(Goal) In this exercise, reproduce all the entries that follow exactly.

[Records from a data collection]
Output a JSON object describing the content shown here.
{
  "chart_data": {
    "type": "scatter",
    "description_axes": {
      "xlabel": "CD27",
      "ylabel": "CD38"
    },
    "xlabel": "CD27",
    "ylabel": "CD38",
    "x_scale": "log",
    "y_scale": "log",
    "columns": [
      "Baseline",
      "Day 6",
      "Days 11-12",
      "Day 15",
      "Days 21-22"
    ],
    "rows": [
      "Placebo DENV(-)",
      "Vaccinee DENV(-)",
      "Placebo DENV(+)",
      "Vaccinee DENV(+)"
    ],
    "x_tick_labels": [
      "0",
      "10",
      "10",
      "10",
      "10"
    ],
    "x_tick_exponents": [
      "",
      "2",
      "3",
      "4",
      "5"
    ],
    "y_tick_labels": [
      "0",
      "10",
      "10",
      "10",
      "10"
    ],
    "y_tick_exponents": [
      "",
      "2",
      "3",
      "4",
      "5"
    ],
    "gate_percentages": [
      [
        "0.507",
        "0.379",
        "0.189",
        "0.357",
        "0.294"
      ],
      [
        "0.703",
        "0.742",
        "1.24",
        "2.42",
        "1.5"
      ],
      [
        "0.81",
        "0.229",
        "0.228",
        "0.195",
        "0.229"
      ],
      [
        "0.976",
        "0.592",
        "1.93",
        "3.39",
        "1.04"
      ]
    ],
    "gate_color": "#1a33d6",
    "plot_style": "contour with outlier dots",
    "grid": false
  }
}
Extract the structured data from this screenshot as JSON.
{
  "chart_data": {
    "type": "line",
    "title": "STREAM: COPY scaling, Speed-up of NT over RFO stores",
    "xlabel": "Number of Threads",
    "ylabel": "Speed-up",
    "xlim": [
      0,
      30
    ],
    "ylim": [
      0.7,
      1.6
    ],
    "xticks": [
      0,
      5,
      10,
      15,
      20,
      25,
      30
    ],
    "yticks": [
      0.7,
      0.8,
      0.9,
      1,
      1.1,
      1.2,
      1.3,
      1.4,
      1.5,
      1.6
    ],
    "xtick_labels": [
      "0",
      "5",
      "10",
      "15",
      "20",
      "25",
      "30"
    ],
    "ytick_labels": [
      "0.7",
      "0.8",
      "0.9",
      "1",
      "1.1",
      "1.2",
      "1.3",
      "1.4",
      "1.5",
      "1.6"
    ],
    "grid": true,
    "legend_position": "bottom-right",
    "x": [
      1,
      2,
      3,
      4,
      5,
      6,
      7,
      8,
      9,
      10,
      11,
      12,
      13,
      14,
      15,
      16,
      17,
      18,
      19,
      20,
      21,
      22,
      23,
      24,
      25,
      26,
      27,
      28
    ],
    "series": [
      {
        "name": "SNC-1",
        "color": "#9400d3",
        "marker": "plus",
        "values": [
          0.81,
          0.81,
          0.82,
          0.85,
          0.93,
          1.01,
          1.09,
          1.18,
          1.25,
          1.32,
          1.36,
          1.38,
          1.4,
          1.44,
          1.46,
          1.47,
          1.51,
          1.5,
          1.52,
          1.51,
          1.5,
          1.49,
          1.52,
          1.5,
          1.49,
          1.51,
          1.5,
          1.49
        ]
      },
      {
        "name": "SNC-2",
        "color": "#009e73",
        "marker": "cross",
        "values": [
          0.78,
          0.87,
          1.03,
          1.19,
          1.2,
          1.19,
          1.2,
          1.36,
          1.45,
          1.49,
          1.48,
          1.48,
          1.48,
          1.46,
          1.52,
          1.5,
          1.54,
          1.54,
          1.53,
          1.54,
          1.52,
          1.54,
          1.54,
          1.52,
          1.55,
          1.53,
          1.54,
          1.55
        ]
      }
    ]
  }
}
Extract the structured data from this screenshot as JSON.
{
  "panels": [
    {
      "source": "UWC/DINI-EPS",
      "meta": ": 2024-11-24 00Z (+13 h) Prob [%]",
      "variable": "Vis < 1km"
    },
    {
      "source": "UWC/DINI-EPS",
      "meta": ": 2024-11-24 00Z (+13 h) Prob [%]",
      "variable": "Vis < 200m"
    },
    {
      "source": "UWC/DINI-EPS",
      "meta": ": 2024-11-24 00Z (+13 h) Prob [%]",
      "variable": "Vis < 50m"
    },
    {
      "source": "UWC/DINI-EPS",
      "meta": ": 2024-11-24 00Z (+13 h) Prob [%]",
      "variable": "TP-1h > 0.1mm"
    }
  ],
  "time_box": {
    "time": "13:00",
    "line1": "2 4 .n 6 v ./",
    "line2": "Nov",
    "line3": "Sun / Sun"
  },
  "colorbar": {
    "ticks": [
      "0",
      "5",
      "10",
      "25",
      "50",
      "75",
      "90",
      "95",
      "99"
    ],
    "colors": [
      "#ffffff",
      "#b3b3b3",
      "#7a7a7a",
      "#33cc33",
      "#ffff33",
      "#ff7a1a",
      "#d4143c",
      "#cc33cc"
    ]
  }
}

(Solution to the problem)
Output a JSON object describing the content shown here.
{
  "chart_data": {
    "type": "scatter",
    "description_axes": {
      "xlabel": "CD27",
      "ylabel": "CD38"
    },
    "xlabel": "CD27",
    "ylabel": "CD38",
    "x_scale": "log",
    "y_scale": "log",
    "columns": [
      "Baseline",
      "Day 6",
      "Days 11-12",
      "Day 15",
      "Days 21-22"
    ],
    "rows": [
      "Placebo DENV(-)",
      "Vaccinee DENV(-)",
      "Placebo DENV(+)",
      "Vaccinee DENV(+)"
    ],
    "x_tick_labels": [
      "0",
      "10",
      "10",
      "10",
      "10"
    ],
    "x_tick_exponents": [
      "",
      "2",
      "3",
      "4",
      "5"
    ],
    "y_tick_labels": [
      "0",
      "10",
      "10",
      "10",
      "10"
    ],
    "y_tick_exponents": [
      "",
      "2",
      "3",
      "4",
      "5"
    ],
    "gate_percentages": [
      [
        "0.507",
        "0.379",
        "0.189",
        "0.357",
        "0.294"
      ],
      [
        "0.703",
        "0.742",
        "1.24",
        "2.42",
        "1.5"
      ],
      [
        "0.81",
        "0.229",
        "0.228",
        "0.195",
        "0.229"
      ],
      [
        "0.976",
        "0.592",
        "1.93",
        "3.39",
        "1.04"
      ]
    ],
    "gate_color": "#1a33d6",
    "plot_style": "contour with outlier dots",
    "grid": false
  }
}
Extract the structured data from this screenshot as JSON.
{
  "chart_data": {
    "type": "line",
    "title": "STREAM: COPY scaling, Speed-up of NT over RFO stores",
    "xlabel": "Number of Threads",
    "ylabel": "Speed-up",
    "xlim": [
      0,
      30
    ],
    "ylim": [
      0.7,
      1.6
    ],
    "xticks": [
      0,
      5,
      10,
      15,
      20,
      25,
      30
    ],
    "yticks": [
      0.7,
      0.8,
      0.9,
      1,
      1.1,
      1.2,
      1.3,
      1.4,
      1.5,
      1.6
    ],
    "xtick_labels": [
      "0",
      "5",
      "10",
      "15",
      "20",
      "25",
      "30"
    ],
    "ytick_labels": [
      "0.7",
      "0.8",
      "0.9",
      "1",
      "1.1",
      "1.2",
      "1.3",
      "1.4",
      "1.5",
      "1.6"
    ],
    "grid": true,
    "legend_position": "bottom-right",
    "x": [
      1,
      2,
      3,
      4,
      5,
      6,
      7,
      8,
      9,
      10,
      11,
      12,
      13,
      14,
      15,
      16,
      17,
      18,
      19,
      20,
      21,
      22,
      23,
      24,
      25,
      26,
      27,
      28
    ],
    "series": [
      {
        "name": "SNC-1",
        "color": "#9400d3",
        "marker": "plus",
        "values": [
          0.81,
          0.81,
          0.82,
          0.85,
          0.93,
          1.01,
          1.09,
          1.18,
          1.25,
          1.32,
          1.36,
          1.38,
          1.4,
          1.44,
          1.46,
          1.47,
          1.51,
          1.5,
          1.52,
          1.51,
          1.5,
          1.49,
          1.52,
          1.5,
          1.49,
          1.51,
          1.5,
          1.49
        ]
      },
      {
        "name": "SNC-2",
        "color": "#009e73",
        "marker": "cross",
        "values": [
          0.78,
          0.87,
          1.03,
          1.19,
          1.2,
          1.19,
          1.2,
          1.36,
          1.45,
          1.49,
          1.48,
          1.48,
          1.48,
          1.46,
          1.52,
          1.5,
          1.54,
          1.54,
          1.53,
          1.54,
          1.52,
          1.54,
          1.54,
          1.52,
          1.55,
          1.53,
          1.54,
          1.55
        ]
      }
    ]
  }
}
Extract the structured data from this screenshot as JSON.
{
  "panels": [
    {
      "source": "UWC/DINI-EPS",
      "meta": ": 2024-11-24 00Z (+13 h) Prob [%]",
      "variable": "Vis < 1km"
    },
    {
      "source": "UWC/DINI-EPS",
      "meta": ": 2024-11-24 00Z (+13 h) Prob [%]",
      "variable": "Vis < 200m"
    },
    {
      "source": "UWC/DINI-EPS",
      "meta": ": 2024-11-24 00Z (+13 h) Prob [%]",
      "variable": "Vis < 50m"
    },
    {
      "source": "UWC/DINI-EPS",
      "meta": ": 2024-11-24 00Z (+13 h) Prob [%]",
      "variable": "TP-1h > 0.1mm"
    }
  ],
  "time_box": {
    "time": "13:00",
    "line1": "2 4 .n 6 v ./",
    "line2": "Nov",
    "line3": "Sun / Sun"
  },
  "colorbar": {
    "ticks": [
      "0",
      "5",
      "10",
      "25",
      "50",
      "75",
      "90",
      "95",
      "99"
    ],
    "colors": [
      "#ffffff",
      "#b3b3b3",
      "#7a7a7a",
      "#33cc33",
      "#ffff33",
      "#ff7a1a",
      "#d4143c",
      "#cc33cc"
    ]
  }
}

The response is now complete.